═════ MATERIAL PROVIDED

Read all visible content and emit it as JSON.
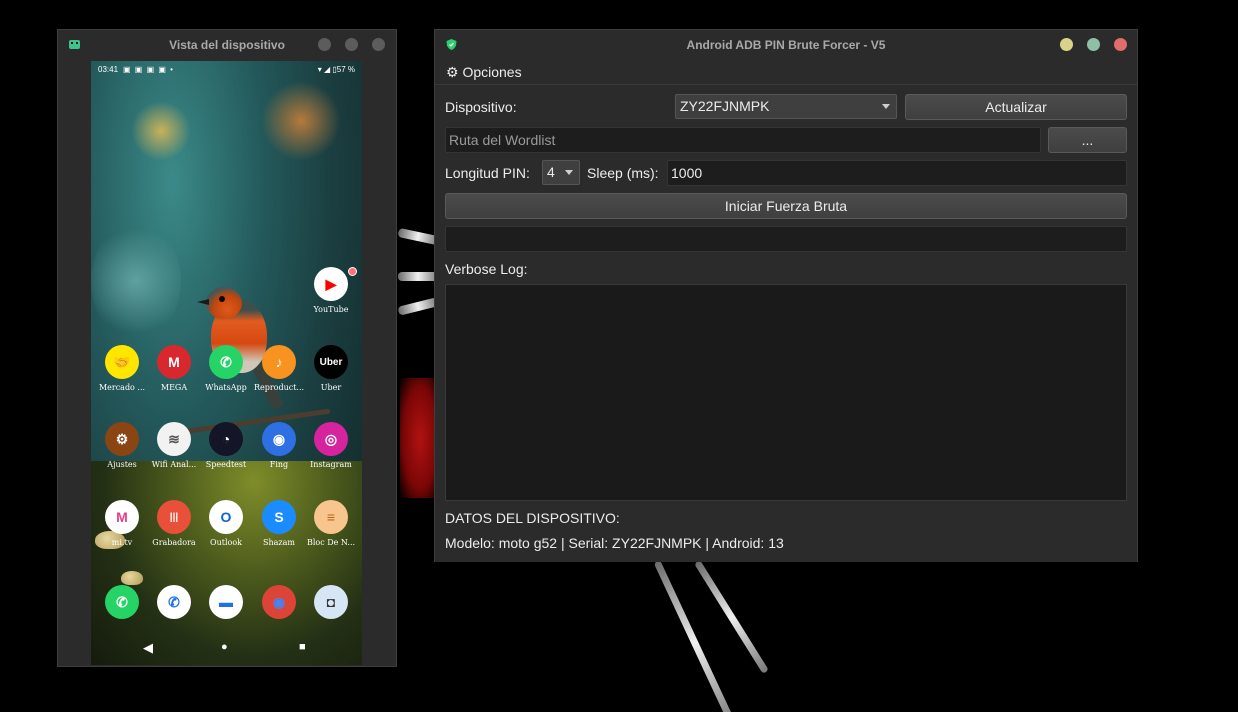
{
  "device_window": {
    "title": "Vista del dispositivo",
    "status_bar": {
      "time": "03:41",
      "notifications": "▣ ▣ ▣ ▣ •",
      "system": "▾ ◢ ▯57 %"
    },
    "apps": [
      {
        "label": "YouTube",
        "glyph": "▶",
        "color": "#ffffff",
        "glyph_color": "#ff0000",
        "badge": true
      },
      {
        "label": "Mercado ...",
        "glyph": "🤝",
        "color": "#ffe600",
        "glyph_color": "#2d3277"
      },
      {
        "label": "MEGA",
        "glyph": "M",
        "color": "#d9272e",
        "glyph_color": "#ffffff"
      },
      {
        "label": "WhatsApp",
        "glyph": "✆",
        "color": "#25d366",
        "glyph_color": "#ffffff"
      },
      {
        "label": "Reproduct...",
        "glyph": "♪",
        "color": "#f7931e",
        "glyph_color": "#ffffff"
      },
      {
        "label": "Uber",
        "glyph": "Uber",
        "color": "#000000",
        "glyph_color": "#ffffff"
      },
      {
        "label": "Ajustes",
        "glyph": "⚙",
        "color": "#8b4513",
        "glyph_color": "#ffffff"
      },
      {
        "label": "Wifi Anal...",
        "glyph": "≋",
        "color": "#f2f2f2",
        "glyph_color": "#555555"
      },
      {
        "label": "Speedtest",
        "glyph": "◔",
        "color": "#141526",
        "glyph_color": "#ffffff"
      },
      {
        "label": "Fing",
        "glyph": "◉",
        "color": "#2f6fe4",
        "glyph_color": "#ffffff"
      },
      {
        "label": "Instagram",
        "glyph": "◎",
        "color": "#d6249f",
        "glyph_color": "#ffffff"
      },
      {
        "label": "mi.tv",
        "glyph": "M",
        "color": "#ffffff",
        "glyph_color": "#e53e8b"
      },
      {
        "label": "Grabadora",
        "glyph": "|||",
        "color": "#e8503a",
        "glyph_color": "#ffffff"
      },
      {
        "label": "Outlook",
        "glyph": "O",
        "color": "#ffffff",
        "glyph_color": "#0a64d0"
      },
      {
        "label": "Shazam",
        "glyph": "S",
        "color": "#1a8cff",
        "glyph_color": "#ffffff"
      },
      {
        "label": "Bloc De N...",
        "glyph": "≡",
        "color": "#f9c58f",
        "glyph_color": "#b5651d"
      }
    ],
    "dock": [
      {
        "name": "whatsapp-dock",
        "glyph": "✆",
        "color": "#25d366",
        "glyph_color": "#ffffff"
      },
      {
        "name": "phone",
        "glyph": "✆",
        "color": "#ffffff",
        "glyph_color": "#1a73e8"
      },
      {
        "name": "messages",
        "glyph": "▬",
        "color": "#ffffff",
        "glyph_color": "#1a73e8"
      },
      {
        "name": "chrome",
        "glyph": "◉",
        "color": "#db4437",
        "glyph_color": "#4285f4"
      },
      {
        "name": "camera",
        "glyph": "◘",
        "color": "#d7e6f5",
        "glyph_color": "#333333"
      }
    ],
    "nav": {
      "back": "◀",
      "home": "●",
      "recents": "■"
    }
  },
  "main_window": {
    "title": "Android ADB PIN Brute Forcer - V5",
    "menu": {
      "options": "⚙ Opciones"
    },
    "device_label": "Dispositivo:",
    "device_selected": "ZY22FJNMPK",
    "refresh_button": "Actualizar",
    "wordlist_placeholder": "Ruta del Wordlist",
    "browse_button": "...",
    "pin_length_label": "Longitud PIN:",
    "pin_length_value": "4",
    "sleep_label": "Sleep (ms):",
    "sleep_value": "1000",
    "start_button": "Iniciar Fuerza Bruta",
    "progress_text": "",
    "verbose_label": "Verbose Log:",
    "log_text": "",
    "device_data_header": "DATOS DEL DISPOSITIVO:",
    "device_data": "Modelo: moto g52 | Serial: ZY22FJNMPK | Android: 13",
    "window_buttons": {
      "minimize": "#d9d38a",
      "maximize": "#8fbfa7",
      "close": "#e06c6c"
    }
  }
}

══════════

◆ WHAT TO DO: Copy out all lines from the material above that contain the string "name".

◆ EXERCISE RESULT:
        "name": "whatsapp-dock",
        "name": "phone",
        "name": "messages",
        "name": "chrome",
        "name": "camera",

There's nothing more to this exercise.